-------- PROVIDED ENTRIES

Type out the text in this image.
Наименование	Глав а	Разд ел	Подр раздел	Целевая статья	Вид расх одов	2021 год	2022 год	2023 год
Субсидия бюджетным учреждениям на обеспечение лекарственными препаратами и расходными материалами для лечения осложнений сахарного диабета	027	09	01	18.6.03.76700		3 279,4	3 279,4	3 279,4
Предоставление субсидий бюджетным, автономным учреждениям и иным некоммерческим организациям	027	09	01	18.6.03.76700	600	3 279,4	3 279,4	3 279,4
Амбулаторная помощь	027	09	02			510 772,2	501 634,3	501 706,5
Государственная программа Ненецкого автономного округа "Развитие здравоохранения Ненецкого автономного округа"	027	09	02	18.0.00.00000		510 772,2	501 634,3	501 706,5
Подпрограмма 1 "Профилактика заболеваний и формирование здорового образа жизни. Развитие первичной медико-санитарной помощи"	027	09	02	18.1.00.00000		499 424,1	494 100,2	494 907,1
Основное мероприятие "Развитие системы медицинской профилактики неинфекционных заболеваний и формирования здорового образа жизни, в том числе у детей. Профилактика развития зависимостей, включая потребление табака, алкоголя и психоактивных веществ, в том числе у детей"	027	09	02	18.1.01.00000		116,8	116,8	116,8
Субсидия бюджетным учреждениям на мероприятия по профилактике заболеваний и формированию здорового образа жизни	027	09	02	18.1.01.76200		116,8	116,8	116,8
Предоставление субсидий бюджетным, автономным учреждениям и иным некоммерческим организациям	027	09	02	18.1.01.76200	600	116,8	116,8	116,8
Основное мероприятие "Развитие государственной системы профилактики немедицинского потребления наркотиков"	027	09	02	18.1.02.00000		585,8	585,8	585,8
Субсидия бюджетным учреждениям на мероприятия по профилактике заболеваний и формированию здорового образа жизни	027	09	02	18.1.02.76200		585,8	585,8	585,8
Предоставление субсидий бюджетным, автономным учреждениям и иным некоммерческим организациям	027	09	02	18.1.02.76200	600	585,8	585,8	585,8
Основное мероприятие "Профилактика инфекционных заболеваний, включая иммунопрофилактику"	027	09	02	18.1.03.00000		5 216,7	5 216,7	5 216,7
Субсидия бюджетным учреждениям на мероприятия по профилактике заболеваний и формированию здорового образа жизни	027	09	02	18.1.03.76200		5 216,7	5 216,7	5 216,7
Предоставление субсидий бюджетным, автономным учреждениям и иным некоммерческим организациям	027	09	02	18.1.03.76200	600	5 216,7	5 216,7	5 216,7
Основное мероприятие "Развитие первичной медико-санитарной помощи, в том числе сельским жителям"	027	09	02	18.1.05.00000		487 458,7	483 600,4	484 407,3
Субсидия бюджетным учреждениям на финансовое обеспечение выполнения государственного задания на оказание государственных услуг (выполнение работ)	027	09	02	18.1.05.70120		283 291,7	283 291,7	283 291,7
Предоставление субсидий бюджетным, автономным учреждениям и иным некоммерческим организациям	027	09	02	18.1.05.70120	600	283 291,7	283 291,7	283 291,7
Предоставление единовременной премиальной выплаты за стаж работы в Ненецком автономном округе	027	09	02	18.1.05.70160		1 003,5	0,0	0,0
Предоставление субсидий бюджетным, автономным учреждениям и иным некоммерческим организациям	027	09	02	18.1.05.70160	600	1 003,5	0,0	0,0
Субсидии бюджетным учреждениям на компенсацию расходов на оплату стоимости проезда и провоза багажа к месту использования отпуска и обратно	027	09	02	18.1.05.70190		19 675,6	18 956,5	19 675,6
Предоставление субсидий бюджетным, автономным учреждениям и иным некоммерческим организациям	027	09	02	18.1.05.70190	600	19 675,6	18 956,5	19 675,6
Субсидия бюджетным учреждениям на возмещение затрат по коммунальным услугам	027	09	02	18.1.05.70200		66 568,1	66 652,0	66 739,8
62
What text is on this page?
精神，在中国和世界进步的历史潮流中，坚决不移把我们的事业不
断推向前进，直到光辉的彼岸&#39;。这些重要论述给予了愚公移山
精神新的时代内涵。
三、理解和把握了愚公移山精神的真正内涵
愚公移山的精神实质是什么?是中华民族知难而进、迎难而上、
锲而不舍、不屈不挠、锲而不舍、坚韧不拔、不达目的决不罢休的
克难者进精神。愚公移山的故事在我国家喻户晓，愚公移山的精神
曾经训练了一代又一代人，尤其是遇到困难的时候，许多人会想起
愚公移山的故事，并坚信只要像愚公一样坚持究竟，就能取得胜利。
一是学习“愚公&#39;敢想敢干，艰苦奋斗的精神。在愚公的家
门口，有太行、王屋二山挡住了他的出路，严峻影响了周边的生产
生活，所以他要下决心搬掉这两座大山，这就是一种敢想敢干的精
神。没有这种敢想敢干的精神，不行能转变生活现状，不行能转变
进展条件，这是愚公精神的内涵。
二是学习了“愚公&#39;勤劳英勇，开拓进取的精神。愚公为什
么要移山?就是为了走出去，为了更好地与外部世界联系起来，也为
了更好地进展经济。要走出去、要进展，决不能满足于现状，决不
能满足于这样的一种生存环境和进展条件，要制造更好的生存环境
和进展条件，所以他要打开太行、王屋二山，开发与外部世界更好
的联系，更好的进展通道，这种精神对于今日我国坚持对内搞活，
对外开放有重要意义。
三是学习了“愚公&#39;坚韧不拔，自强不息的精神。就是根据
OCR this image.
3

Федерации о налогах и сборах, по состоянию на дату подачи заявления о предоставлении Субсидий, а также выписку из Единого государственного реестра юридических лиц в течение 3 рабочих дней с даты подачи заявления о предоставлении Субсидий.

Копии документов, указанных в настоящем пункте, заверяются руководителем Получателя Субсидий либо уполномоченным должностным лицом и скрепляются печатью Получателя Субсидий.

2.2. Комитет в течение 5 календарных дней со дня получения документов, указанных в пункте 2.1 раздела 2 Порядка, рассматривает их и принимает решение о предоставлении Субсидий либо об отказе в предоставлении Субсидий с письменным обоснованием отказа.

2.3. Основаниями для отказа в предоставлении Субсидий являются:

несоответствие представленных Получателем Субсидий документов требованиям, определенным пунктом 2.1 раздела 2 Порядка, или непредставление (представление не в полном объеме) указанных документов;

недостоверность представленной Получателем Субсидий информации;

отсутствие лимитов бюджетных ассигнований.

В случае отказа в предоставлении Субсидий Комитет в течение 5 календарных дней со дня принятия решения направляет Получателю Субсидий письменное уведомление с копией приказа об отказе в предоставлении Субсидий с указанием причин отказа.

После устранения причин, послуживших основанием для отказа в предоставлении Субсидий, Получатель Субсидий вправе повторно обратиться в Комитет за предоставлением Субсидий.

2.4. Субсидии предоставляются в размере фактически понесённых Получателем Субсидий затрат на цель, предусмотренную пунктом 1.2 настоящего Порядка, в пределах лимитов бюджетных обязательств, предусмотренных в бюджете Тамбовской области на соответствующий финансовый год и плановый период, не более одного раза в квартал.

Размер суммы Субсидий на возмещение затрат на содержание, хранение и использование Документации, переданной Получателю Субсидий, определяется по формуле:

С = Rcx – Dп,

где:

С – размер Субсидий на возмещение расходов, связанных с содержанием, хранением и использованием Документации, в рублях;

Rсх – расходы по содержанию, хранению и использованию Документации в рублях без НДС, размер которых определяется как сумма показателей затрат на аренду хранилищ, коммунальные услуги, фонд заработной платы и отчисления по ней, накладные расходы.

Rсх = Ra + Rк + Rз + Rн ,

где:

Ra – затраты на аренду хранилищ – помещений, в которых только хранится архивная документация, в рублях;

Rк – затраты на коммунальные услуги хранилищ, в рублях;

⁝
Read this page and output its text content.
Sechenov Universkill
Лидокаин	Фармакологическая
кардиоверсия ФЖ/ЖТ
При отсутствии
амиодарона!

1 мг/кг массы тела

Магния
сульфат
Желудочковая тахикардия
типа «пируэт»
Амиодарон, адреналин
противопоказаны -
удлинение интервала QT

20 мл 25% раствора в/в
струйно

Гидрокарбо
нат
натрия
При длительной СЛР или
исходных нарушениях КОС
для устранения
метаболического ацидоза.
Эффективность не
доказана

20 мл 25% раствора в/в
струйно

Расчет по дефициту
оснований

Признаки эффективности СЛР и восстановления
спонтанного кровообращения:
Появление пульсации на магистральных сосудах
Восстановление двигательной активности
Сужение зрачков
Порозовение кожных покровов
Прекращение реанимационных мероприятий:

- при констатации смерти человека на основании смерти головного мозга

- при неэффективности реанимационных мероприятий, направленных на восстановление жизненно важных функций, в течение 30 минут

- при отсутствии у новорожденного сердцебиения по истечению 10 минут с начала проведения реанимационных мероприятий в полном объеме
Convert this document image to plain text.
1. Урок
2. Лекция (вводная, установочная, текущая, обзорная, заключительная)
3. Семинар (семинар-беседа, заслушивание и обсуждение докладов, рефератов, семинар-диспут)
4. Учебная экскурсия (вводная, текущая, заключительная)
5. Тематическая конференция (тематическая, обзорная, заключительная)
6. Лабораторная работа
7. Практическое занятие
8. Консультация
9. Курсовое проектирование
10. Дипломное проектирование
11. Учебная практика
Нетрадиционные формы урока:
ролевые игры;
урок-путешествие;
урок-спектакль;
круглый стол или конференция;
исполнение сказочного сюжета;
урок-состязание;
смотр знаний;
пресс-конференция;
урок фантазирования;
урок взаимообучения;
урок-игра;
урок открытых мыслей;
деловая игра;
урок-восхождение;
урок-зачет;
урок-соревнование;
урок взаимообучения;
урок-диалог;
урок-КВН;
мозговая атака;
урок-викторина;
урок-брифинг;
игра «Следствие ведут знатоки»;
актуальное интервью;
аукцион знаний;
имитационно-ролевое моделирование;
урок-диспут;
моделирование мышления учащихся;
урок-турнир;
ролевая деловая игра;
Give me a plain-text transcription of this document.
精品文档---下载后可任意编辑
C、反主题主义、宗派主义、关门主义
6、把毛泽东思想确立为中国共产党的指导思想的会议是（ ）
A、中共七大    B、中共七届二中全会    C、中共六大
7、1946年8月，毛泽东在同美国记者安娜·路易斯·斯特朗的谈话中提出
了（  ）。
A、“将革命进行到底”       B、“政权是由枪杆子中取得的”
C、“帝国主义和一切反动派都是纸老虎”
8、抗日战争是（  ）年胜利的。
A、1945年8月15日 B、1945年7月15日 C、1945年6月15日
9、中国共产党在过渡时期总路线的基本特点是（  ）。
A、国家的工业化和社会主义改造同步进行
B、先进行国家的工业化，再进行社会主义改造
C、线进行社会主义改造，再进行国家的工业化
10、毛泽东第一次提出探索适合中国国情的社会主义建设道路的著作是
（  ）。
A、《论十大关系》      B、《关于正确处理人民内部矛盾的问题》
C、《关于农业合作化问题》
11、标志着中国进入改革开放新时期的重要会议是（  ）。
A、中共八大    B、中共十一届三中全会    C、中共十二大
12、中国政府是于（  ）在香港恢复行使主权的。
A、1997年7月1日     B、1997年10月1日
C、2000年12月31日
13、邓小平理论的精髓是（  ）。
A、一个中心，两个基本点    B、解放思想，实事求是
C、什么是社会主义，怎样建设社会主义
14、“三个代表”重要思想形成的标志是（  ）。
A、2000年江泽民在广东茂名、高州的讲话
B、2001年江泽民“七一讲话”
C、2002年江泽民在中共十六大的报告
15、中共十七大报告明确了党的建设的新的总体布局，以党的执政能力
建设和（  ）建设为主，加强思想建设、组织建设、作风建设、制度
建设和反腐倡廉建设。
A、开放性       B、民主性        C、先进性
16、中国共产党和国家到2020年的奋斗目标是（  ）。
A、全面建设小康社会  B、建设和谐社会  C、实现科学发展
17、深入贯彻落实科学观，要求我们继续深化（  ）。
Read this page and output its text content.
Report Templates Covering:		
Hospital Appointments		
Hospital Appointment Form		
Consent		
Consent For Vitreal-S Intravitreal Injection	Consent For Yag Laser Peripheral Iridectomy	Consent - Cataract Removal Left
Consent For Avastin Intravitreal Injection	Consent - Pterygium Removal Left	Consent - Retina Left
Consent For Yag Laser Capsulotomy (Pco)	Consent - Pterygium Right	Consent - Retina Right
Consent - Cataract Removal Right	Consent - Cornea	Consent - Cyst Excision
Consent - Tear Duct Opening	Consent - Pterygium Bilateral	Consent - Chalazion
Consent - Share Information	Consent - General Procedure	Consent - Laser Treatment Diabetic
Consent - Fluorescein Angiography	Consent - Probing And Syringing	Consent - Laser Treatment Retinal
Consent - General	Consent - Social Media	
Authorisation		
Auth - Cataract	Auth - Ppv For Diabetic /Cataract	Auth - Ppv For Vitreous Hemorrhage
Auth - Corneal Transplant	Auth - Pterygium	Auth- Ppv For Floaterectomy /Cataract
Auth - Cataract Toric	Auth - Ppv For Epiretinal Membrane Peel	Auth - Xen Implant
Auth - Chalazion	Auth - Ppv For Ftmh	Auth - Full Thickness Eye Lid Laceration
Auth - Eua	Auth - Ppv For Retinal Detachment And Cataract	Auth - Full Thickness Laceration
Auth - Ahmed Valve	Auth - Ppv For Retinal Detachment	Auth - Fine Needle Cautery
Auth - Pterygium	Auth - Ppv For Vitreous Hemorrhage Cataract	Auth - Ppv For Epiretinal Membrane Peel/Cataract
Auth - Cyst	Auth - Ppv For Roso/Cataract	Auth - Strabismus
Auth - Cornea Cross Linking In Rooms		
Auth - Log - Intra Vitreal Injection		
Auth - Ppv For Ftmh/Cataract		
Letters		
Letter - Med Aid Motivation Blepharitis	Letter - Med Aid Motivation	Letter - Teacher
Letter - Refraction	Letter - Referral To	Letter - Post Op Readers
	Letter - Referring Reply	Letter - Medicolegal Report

----------------

[REQUIREMENTS] Note each line of the entries that has "Получателем" in it, and copy those lines.

[RESULT OF THE TASK]
несоответствие представленных Получателем Субсидий документов требованиям, определенным пунктом 2.1 раздела 2 Порядка, или непредставление (представление не в полном объеме) указанных документов;
недостоверность представленной Получателем Субсидий информации;
2.4. Субсидии предоставляются в размере фактически понесённых Получателем Субсидий затрат на цель, предусмотренную пунктом 1.2 настоящего Порядка, в пределах лимитов бюджетных обязательств, предусмотренных в бюджете Тамбовской области на соответствующий финансовый год и плановый период, не более одного раза в квартал.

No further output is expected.